All entries must be repeated exactly; do not include the pictures.

%%

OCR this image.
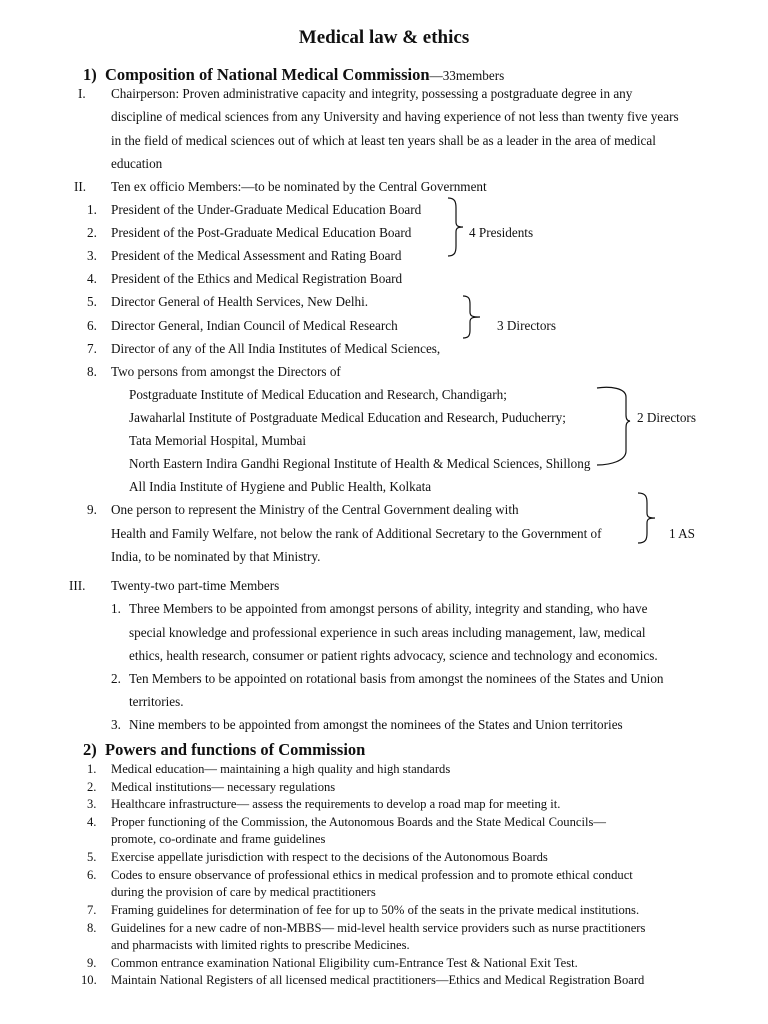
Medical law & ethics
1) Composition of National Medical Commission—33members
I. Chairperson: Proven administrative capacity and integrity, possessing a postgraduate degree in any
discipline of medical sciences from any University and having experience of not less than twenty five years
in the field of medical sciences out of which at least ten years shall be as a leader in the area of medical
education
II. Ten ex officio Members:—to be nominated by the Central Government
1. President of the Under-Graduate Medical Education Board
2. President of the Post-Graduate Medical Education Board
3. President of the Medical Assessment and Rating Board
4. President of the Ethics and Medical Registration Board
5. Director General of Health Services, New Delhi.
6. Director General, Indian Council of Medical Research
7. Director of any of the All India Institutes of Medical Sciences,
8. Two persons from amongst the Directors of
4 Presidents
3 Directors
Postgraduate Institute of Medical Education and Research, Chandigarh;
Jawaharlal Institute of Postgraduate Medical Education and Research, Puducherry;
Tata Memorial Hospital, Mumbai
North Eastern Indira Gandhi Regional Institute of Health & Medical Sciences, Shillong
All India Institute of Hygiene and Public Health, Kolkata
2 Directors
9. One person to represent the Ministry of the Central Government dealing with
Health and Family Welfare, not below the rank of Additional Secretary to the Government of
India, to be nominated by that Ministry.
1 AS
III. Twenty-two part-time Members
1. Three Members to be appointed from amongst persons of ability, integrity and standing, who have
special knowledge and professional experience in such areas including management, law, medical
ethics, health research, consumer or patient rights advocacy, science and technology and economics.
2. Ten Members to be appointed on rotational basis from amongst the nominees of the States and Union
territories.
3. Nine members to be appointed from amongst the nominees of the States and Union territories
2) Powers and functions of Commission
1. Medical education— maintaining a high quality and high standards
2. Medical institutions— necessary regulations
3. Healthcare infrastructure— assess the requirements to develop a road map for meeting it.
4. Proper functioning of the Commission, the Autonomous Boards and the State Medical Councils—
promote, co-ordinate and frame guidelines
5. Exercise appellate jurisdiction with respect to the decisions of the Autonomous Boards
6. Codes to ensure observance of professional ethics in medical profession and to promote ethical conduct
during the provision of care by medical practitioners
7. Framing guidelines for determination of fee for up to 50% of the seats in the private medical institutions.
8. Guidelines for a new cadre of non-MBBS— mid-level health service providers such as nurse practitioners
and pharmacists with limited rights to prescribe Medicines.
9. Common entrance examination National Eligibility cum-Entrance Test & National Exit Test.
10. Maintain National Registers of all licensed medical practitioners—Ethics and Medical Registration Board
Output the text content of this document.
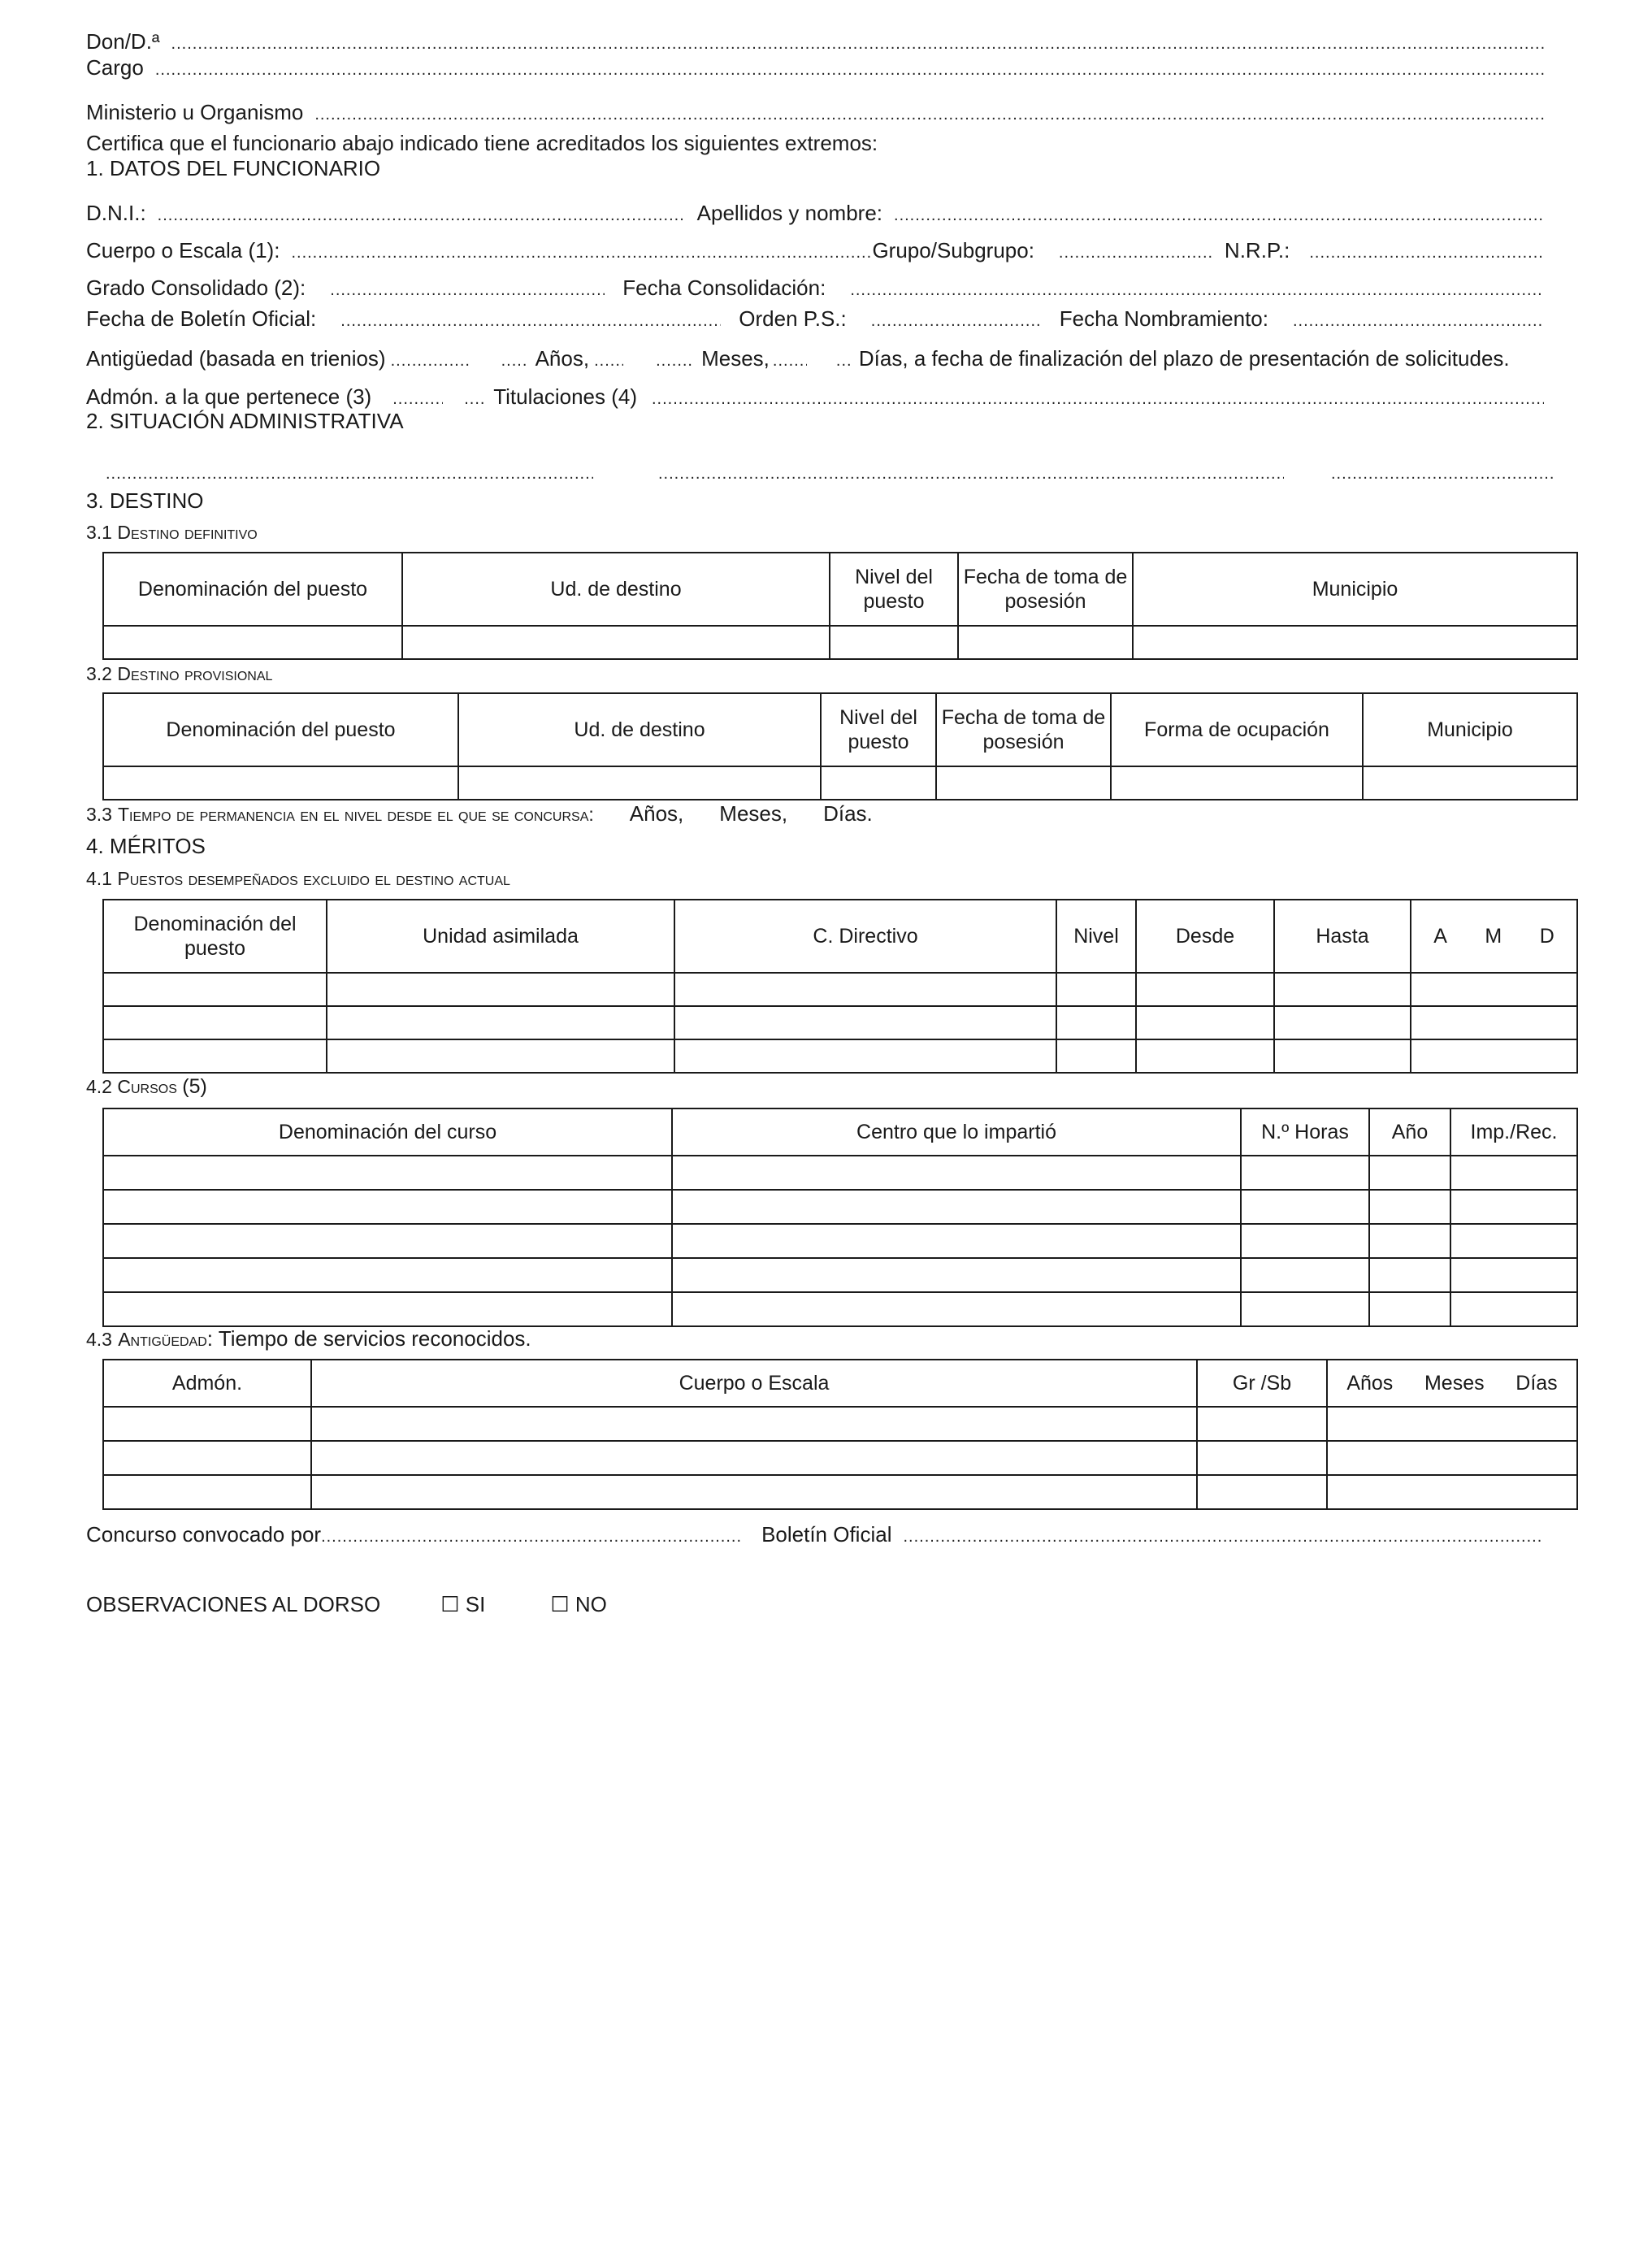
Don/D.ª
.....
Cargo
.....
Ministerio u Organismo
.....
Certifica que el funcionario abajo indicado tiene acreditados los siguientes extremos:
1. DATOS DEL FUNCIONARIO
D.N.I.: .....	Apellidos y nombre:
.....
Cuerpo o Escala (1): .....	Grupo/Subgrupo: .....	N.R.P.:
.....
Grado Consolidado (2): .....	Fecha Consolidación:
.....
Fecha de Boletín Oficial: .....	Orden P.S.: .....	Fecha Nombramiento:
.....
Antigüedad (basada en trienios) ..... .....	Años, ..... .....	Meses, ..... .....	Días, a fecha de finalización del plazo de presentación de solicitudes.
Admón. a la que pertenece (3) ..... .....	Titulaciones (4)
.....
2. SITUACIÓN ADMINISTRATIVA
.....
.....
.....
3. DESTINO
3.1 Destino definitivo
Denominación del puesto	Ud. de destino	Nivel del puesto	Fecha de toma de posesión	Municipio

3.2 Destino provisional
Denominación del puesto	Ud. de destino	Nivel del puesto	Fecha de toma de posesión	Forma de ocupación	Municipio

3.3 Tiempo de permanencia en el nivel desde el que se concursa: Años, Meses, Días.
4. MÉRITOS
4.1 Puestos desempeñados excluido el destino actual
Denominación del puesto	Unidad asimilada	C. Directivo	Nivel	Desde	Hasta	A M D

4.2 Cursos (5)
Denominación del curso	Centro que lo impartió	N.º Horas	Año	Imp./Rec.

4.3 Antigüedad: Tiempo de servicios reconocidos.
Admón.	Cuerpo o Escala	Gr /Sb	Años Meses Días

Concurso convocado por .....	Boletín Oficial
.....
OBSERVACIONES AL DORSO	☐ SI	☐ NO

%%

Output for this task:
OCR this image.
Medical law & ethics
1) Composition of National Medical Commission—33members
I. Chairperson: Proven administrative capacity and integrity, possessing a postgraduate degree in any
discipline of medical sciences from any University and having experience of not less than twenty five years
in the field of medical sciences out of which at least ten years shall be as a leader in the area of medical
education
II. Ten ex officio Members:—to be nominated by the Central Government
1. President of the Under-Graduate Medical Education Board
2. President of the Post-Graduate Medical Education Board
3. President of the Medical Assessment and Rating Board
4. President of the Ethics and Medical Registration Board
5. Director General of Health Services, New Delhi.
6. Director General, Indian Council of Medical Research
7. Director of any of the All India Institutes of Medical Sciences,
8. Two persons from amongst the Directors of
4 Presidents
3 Directors
Postgraduate Institute of Medical Education and Research, Chandigarh;
Jawaharlal Institute of Postgraduate Medical Education and Research, Puducherry;
Tata Memorial Hospital, Mumbai
North Eastern Indira Gandhi Regional Institute of Health & Medical Sciences, Shillong
All India Institute of Hygiene and Public Health, Kolkata
2 Directors
9. One person to represent the Ministry of the Central Government dealing with
Health and Family Welfare, not below the rank of Additional Secretary to the Government of
India, to be nominated by that Ministry.
1 AS
III. Twenty-two part-time Members
1. Three Members to be appointed from amongst persons of ability, integrity and standing, who have
special knowledge and professional experience in such areas including management, law, medical
ethics, health research, consumer or patient rights advocacy, science and technology and economics.
2. Ten Members to be appointed on rotational basis from amongst the nominees of the States and Union
territories.
3. Nine members to be appointed from amongst the nominees of the States and Union territories
2) Powers and functions of Commission
1. Medical education— maintaining a high quality and high standards
2. Medical institutions— necessary regulations
3. Healthcare infrastructure— assess the requirements to develop a road map for meeting it.
4. Proper functioning of the Commission, the Autonomous Boards and the State Medical Councils—
promote, co-ordinate and frame guidelines
5. Exercise appellate jurisdiction with respect to the decisions of the Autonomous Boards
6. Codes to ensure observance of professional ethics in medical profession and to promote ethical conduct
during the provision of care by medical practitioners
7. Framing guidelines for determination of fee for up to 50% of the seats in the private medical institutions.
8. Guidelines for a new cadre of non-MBBS— mid-level health service providers such as nurse practitioners
and pharmacists with limited rights to prescribe Medicines.
9. Common entrance examination National Eligibility cum-Entrance Test & National Exit Test.
10. Maintain National Registers of all licensed medical practitioners—Ethics and Medical Registration Board
Output the text content of this document.
Don/D.ª
.....
Cargo
.....
Ministerio u Organismo
.....
Certifica que el funcionario abajo indicado tiene acreditados los siguientes extremos:
1. DATOS DEL FUNCIONARIO
D.N.I.: .....	Apellidos y nombre:
.....
Cuerpo o Escala (1): .....	Grupo/Subgrupo: .....	N.R.P.:
.....
Grado Consolidado (2): .....	Fecha Consolidación:
.....
Fecha de Boletín Oficial: .....	Orden P.S.: .....	Fecha Nombramiento:
.....
Antigüedad (basada en trienios) ..... .....	Años, ..... .....	Meses, ..... .....	Días, a fecha de finalización del plazo de presentación de solicitudes.
Admón. a la que pertenece (3) ..... .....	Titulaciones (4)
.....
2. SITUACIÓN ADMINISTRATIVA
.....
.....
.....
3. DESTINO
3.1 Destino definitivo
Denominación del puesto	Ud. de destino	Nivel del puesto	Fecha de toma de posesión	Municipio

3.2 Destino provisional
Denominación del puesto	Ud. de destino	Nivel del puesto	Fecha de toma de posesión	Forma de ocupación	Municipio

3.3 Tiempo de permanencia en el nivel desde el que se concursa: Años, Meses, Días.
4. MÉRITOS
4.1 Puestos desempeñados excluido el destino actual
Denominación del puesto	Unidad asimilada	C. Directivo	Nivel	Desde	Hasta	A M D

4.2 Cursos (5)
Denominación del curso	Centro que lo impartió	N.º Horas	Año	Imp./Rec.

4.3 Antigüedad: Tiempo de servicios reconocidos.
Admón.	Cuerpo o Escala	Gr /Sb	Años Meses Días

Concurso convocado por .....	Boletín Oficial
.....
OBSERVACIONES AL DORSO	☐ SI	☐ NO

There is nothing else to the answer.